- Task prompt -
Only the lines from the one containing "Transcribe this image's" through the end of the data below should be copied, each exactly as written and with both ends kept.

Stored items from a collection

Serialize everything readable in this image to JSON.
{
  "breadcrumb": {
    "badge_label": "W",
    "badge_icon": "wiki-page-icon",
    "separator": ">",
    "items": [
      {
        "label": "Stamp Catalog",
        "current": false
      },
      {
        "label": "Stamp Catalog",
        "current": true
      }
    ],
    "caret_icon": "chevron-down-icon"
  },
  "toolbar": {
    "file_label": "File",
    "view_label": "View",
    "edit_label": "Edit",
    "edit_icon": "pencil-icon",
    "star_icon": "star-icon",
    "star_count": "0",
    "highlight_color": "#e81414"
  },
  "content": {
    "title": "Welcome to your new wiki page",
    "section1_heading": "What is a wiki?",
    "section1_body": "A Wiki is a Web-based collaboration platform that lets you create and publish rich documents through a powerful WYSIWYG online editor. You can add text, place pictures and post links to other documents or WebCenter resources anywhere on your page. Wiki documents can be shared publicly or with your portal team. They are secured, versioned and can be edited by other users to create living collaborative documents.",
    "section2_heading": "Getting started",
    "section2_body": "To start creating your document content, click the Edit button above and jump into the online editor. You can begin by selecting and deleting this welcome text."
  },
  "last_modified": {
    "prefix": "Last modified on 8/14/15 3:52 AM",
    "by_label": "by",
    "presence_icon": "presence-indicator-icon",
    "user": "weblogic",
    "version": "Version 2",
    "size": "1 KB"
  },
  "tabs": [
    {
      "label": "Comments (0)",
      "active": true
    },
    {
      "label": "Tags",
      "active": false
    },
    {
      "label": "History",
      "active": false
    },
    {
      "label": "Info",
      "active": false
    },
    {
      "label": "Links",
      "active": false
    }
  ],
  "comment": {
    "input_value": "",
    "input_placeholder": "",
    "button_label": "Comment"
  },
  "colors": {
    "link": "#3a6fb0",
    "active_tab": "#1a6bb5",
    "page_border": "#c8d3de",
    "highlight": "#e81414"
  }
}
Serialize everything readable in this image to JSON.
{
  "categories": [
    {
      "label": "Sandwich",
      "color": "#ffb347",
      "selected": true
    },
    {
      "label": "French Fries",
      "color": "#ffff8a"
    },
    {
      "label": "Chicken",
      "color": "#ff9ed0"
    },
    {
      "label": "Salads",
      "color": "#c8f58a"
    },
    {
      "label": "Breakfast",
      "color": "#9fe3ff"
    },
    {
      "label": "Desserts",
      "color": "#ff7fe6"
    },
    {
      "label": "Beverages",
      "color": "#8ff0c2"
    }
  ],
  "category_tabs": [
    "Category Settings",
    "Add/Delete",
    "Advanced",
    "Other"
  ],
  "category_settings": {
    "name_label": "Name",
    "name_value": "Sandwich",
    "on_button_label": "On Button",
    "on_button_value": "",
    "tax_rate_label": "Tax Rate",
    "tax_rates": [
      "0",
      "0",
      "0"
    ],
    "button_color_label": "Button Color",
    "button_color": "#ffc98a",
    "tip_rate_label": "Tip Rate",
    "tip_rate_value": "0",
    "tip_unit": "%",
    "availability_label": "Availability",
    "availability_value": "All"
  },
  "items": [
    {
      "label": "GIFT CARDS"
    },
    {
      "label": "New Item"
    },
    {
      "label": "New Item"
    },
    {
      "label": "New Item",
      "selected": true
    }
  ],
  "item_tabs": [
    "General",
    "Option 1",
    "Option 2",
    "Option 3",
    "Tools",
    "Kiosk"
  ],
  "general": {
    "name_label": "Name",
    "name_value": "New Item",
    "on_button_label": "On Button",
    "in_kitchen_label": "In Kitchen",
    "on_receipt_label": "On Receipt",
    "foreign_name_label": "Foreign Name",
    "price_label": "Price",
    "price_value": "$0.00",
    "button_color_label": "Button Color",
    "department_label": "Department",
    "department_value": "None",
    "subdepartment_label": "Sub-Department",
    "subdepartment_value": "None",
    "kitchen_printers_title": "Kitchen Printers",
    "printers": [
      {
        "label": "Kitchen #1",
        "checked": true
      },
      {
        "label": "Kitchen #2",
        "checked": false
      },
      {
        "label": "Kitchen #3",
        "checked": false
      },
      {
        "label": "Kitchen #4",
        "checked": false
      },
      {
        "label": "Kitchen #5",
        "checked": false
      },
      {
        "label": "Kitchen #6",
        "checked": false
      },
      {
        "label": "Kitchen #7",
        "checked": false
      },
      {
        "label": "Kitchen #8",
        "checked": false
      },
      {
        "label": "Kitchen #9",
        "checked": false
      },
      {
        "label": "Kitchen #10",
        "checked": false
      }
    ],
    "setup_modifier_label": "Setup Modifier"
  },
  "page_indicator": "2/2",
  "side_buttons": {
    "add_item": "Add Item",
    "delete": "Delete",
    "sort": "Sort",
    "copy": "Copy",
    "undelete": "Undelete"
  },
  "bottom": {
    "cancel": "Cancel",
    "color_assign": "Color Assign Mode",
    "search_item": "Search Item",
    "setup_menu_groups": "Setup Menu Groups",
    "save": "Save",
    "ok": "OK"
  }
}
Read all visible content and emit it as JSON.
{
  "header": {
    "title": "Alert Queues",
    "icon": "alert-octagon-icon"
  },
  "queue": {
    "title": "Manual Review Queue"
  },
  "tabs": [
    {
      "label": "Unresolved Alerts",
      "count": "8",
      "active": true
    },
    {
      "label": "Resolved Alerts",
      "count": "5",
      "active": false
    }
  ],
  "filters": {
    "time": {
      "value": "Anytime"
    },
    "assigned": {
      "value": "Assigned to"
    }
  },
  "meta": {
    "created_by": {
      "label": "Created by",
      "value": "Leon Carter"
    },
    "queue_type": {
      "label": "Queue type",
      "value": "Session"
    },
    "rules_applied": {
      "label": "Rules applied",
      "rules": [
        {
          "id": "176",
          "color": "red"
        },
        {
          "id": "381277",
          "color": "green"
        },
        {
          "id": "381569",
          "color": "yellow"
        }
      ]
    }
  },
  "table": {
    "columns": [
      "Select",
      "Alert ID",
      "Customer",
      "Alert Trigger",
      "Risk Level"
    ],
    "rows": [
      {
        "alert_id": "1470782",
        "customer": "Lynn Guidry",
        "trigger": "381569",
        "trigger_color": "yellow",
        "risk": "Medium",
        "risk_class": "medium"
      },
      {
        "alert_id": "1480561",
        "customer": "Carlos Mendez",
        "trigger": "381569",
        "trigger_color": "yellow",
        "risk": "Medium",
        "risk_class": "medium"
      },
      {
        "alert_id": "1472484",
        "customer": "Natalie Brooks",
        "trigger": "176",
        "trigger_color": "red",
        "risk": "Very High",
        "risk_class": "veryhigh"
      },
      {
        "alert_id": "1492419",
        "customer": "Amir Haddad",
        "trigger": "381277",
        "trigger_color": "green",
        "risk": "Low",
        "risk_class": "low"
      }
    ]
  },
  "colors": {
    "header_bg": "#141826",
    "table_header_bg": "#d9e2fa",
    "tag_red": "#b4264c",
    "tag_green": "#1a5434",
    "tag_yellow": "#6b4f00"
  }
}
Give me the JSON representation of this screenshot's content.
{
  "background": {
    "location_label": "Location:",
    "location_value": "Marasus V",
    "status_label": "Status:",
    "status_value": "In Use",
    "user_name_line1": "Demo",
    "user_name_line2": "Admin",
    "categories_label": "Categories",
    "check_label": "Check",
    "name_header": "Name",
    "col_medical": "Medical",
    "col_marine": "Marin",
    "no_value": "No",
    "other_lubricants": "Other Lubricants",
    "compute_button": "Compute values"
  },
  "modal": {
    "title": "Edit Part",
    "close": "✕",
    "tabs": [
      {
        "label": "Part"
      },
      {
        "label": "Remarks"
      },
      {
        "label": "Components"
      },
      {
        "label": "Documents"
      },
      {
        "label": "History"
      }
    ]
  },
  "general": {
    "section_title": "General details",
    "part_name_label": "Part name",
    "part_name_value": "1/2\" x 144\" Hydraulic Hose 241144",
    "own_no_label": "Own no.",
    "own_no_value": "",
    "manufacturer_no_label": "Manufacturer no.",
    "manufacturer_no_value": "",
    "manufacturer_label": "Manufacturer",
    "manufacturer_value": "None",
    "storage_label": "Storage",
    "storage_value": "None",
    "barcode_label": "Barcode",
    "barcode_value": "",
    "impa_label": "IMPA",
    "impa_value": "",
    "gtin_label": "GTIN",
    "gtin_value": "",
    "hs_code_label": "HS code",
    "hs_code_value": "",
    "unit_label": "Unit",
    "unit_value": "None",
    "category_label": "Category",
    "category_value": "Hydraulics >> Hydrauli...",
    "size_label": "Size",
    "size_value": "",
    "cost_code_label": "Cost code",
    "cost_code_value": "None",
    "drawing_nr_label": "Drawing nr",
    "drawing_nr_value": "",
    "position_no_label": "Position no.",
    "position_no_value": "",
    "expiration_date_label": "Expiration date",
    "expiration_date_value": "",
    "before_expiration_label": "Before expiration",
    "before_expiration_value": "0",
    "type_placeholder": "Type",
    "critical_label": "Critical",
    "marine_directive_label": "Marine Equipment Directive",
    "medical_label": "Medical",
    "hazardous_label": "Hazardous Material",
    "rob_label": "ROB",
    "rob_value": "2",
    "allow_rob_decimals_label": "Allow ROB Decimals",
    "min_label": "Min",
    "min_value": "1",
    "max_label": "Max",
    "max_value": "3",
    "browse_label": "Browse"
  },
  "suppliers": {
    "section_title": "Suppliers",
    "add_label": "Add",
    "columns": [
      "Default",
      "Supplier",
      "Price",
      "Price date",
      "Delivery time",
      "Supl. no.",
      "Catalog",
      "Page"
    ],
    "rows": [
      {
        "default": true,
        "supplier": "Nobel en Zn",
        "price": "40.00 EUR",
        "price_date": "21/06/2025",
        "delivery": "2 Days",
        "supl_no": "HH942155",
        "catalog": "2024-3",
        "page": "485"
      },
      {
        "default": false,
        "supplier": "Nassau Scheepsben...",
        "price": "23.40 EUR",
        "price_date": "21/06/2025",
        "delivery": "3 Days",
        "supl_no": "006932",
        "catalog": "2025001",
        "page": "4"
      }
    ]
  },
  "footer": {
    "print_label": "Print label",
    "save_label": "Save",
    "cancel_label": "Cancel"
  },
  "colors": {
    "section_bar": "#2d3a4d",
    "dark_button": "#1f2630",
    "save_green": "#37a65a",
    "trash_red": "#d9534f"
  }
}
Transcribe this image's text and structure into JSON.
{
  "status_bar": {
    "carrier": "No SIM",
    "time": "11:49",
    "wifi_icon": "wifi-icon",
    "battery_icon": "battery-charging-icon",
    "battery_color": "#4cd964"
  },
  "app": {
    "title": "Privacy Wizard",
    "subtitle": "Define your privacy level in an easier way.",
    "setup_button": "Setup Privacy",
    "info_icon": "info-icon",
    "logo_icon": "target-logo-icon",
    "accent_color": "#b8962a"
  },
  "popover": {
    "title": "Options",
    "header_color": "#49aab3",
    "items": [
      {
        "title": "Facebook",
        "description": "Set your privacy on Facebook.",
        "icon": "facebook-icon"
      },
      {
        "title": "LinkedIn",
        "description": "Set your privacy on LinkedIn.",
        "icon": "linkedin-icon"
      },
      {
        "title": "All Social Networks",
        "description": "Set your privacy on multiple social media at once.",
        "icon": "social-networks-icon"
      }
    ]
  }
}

- Answer for this exercise -
Transcribe this image's text and structure into JSON.
{
  "status_bar": {
    "carrier": "No SIM",
    "time": "11:49",
    "wifi_icon": "wifi-icon",
    "battery_icon": "battery-charging-icon",
    "battery_color": "#4cd964"
  },
  "app": {
    "title": "Privacy Wizard",
    "subtitle": "Define your privacy level in an easier way.",
    "setup_button": "Setup Privacy",
    "info_icon": "info-icon",
    "logo_icon": "target-logo-icon",
    "accent_color": "#b8962a"
  },
  "popover": {
    "title": "Options",
    "header_color": "#49aab3",
    "items": [
      {
        "title": "Facebook",
        "description": "Set your privacy on Facebook.",
        "icon": "facebook-icon"
      },
      {
        "title": "LinkedIn",
        "description": "Set your privacy on LinkedIn.",
        "icon": "linkedin-icon"
      },
      {
        "title": "All Social Networks",
        "description": "Set your privacy on multiple social media at once.",
        "icon": "social-networks-icon"
      }
    ]
  }
}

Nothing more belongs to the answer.